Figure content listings
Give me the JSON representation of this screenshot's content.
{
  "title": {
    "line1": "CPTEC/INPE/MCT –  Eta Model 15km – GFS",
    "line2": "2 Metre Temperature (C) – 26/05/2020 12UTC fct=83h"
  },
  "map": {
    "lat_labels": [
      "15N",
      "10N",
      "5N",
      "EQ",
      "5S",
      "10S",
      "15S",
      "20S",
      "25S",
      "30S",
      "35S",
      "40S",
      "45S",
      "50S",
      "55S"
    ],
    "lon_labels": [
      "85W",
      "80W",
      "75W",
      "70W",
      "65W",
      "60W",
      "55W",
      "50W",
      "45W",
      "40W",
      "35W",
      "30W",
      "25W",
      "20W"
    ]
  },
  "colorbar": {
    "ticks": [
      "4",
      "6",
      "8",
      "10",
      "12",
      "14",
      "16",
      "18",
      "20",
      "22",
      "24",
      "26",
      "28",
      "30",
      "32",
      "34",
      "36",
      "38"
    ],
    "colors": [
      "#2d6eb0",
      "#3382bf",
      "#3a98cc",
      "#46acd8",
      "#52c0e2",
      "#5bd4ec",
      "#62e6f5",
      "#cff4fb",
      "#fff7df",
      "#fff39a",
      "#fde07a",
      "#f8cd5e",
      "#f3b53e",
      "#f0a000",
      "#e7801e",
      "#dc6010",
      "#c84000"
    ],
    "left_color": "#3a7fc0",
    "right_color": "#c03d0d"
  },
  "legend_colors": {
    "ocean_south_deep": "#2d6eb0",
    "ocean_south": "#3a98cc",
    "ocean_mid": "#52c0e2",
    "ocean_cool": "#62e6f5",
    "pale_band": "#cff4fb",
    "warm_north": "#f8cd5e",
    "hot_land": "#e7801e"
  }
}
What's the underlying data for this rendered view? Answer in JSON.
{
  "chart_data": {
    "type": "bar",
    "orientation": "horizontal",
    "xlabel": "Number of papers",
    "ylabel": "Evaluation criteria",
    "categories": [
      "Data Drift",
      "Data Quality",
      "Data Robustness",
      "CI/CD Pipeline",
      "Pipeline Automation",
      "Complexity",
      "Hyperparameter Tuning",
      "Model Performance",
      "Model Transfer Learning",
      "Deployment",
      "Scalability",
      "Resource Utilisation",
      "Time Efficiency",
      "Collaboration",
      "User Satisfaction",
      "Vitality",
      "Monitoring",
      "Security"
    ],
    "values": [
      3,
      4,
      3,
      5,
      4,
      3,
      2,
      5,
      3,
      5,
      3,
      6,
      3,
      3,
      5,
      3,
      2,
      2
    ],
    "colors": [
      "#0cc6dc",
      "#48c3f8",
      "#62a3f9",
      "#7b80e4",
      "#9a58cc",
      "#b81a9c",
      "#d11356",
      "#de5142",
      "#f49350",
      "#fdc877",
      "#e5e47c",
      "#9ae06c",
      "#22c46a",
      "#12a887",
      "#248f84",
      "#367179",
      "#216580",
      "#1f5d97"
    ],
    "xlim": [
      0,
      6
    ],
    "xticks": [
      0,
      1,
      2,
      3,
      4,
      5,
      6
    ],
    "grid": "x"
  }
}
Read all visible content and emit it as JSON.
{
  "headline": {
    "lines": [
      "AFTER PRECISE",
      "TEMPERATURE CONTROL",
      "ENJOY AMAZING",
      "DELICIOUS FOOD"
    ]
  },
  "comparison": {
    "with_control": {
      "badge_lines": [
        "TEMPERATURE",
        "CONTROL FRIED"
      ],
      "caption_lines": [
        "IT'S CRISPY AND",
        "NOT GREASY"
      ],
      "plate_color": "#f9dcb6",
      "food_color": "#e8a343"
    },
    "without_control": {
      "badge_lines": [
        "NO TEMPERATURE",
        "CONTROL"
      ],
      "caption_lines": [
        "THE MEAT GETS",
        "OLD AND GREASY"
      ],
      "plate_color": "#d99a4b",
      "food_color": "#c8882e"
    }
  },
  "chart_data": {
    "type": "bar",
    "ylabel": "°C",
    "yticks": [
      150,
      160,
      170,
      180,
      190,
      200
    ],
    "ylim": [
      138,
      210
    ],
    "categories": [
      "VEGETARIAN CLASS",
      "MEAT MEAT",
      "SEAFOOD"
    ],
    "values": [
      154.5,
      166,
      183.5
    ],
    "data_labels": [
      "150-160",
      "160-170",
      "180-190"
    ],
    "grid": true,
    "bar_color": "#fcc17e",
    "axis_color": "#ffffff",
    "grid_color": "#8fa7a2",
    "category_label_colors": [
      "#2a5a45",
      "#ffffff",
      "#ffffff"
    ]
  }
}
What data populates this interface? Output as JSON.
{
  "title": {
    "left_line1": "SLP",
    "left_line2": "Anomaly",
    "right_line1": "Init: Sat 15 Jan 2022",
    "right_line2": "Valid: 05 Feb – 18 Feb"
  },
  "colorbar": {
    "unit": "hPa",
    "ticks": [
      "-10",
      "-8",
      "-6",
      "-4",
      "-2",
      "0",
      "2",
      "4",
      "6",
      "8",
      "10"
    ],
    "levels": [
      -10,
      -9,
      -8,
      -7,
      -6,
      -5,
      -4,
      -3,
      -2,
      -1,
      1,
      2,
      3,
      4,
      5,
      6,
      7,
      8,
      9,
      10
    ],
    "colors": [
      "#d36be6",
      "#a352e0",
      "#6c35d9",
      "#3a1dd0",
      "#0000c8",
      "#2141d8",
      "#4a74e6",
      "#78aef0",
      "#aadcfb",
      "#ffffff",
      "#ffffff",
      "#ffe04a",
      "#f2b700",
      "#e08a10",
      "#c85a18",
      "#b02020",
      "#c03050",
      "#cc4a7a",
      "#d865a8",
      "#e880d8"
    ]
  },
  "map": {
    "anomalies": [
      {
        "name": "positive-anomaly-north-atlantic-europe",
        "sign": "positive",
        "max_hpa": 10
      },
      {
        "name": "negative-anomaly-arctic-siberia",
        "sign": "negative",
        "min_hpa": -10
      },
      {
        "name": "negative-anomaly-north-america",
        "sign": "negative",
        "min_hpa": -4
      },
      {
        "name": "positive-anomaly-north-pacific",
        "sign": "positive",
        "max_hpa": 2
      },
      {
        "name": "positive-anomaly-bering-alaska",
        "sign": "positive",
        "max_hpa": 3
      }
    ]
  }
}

What you need to do
Copy every record above exactly as it appears.

Result for this exercise
Give me the JSON representation of this screenshot's content.
{
  "title": {
    "line1": "CPTEC/INPE/MCT –  Eta Model 15km – GFS",
    "line2": "2 Metre Temperature (C) – 26/05/2020 12UTC fct=83h"
  },
  "map": {
    "lat_labels": [
      "15N",
      "10N",
      "5N",
      "EQ",
      "5S",
      "10S",
      "15S",
      "20S",
      "25S",
      "30S",
      "35S",
      "40S",
      "45S",
      "50S",
      "55S"
    ],
    "lon_labels": [
      "85W",
      "80W",
      "75W",
      "70W",
      "65W",
      "60W",
      "55W",
      "50W",
      "45W",
      "40W",
      "35W",
      "30W",
      "25W",
      "20W"
    ]
  },
  "colorbar": {
    "ticks": [
      "4",
      "6",
      "8",
      "10",
      "12",
      "14",
      "16",
      "18",
      "20",
      "22",
      "24",
      "26",
      "28",
      "30",
      "32",
      "34",
      "36",
      "38"
    ],
    "colors": [
      "#2d6eb0",
      "#3382bf",
      "#3a98cc",
      "#46acd8",
      "#52c0e2",
      "#5bd4ec",
      "#62e6f5",
      "#cff4fb",
      "#fff7df",
      "#fff39a",
      "#fde07a",
      "#f8cd5e",
      "#f3b53e",
      "#f0a000",
      "#e7801e",
      "#dc6010",
      "#c84000"
    ],
    "left_color": "#3a7fc0",
    "right_color": "#c03d0d"
  },
  "legend_colors": {
    "ocean_south_deep": "#2d6eb0",
    "ocean_south": "#3a98cc",
    "ocean_mid": "#52c0e2",
    "ocean_cool": "#62e6f5",
    "pale_band": "#cff4fb",
    "warm_north": "#f8cd5e",
    "hot_land": "#e7801e"
  }
}
What's the underlying data for this rendered view? Answer in JSON.
{
  "chart_data": {
    "type": "bar",
    "orientation": "horizontal",
    "xlabel": "Number of papers",
    "ylabel": "Evaluation criteria",
    "categories": [
      "Data Drift",
      "Data Quality",
      "Data Robustness",
      "CI/CD Pipeline",
      "Pipeline Automation",
      "Complexity",
      "Hyperparameter Tuning",
      "Model Performance",
      "Model Transfer Learning",
      "Deployment",
      "Scalability",
      "Resource Utilisation",
      "Time Efficiency",
      "Collaboration",
      "User Satisfaction",
      "Vitality",
      "Monitoring",
      "Security"
    ],
    "values": [
      3,
      4,
      3,
      5,
      4,
      3,
      2,
      5,
      3,
      5,
      3,
      6,
      3,
      3,
      5,
      3,
      2,
      2
    ],
    "colors": [
      "#0cc6dc",
      "#48c3f8",
      "#62a3f9",
      "#7b80e4",
      "#9a58cc",
      "#b81a9c",
      "#d11356",
      "#de5142",
      "#f49350",
      "#fdc877",
      "#e5e47c",
      "#9ae06c",
      "#22c46a",
      "#12a887",
      "#248f84",
      "#367179",
      "#216580",
      "#1f5d97"
    ],
    "xlim": [
      0,
      6
    ],
    "xticks": [
      0,
      1,
      2,
      3,
      4,
      5,
      6
    ],
    "grid": "x"
  }
}
Read all visible content and emit it as JSON.
{
  "headline": {
    "lines": [
      "AFTER PRECISE",
      "TEMPERATURE CONTROL",
      "ENJOY AMAZING",
      "DELICIOUS FOOD"
    ]
  },
  "comparison": {
    "with_control": {
      "badge_lines": [
        "TEMPERATURE",
        "CONTROL FRIED"
      ],
      "caption_lines": [
        "IT'S CRISPY AND",
        "NOT GREASY"
      ],
      "plate_color": "#f9dcb6",
      "food_color": "#e8a343"
    },
    "without_control": {
      "badge_lines": [
        "NO TEMPERATURE",
        "CONTROL"
      ],
      "caption_lines": [
        "THE MEAT GETS",
        "OLD AND GREASY"
      ],
      "plate_color": "#d99a4b",
      "food_color": "#c8882e"
    }
  },
  "chart_data": {
    "type": "bar",
    "ylabel": "°C",
    "yticks": [
      150,
      160,
      170,
      180,
      190,
      200
    ],
    "ylim": [
      138,
      210
    ],
    "categories": [
      "VEGETARIAN CLASS",
      "MEAT MEAT",
      "SEAFOOD"
    ],
    "values": [
      154.5,
      166,
      183.5
    ],
    "data_labels": [
      "150-160",
      "160-170",
      "180-190"
    ],
    "grid": true,
    "bar_color": "#fcc17e",
    "axis_color": "#ffffff",
    "grid_color": "#8fa7a2",
    "category_label_colors": [
      "#2a5a45",
      "#ffffff",
      "#ffffff"
    ]
  }
}
What data populates this interface? Output as JSON.
{
  "title": {
    "left_line1": "SLP",
    "left_line2": "Anomaly",
    "right_line1": "Init: Sat 15 Jan 2022",
    "right_line2": "Valid: 05 Feb – 18 Feb"
  },
  "colorbar": {
    "unit": "hPa",
    "ticks": [
      "-10",
      "-8",
      "-6",
      "-4",
      "-2",
      "0",
      "2",
      "4",
      "6",
      "8",
      "10"
    ],
    "levels": [
      -10,
      -9,
      -8,
      -7,
      -6,
      -5,
      -4,
      -3,
      -2,
      -1,
      1,
      2,
      3,
      4,
      5,
      6,
      7,
      8,
      9,
      10
    ],
    "colors": [
      "#d36be6",
      "#a352e0",
      "#6c35d9",
      "#3a1dd0",
      "#0000c8",
      "#2141d8",
      "#4a74e6",
      "#78aef0",
      "#aadcfb",
      "#ffffff",
      "#ffffff",
      "#ffe04a",
      "#f2b700",
      "#e08a10",
      "#c85a18",
      "#b02020",
      "#c03050",
      "#cc4a7a",
      "#d865a8",
      "#e880d8"
    ]
  },
  "map": {
    "anomalies": [
      {
        "name": "positive-anomaly-north-atlantic-europe",
        "sign": "positive",
        "max_hpa": 10
      },
      {
        "name": "negative-anomaly-arctic-siberia",
        "sign": "negative",
        "min_hpa": -10
      },
      {
        "name": "negative-anomaly-north-america",
        "sign": "negative",
        "min_hpa": -4
      },
      {
        "name": "positive-anomaly-north-pacific",
        "sign": "positive",
        "max_hpa": 2
      },
      {
        "name": "positive-anomaly-bering-alaska",
        "sign": "positive",
        "max_hpa": 3
      }
    ]
  }
}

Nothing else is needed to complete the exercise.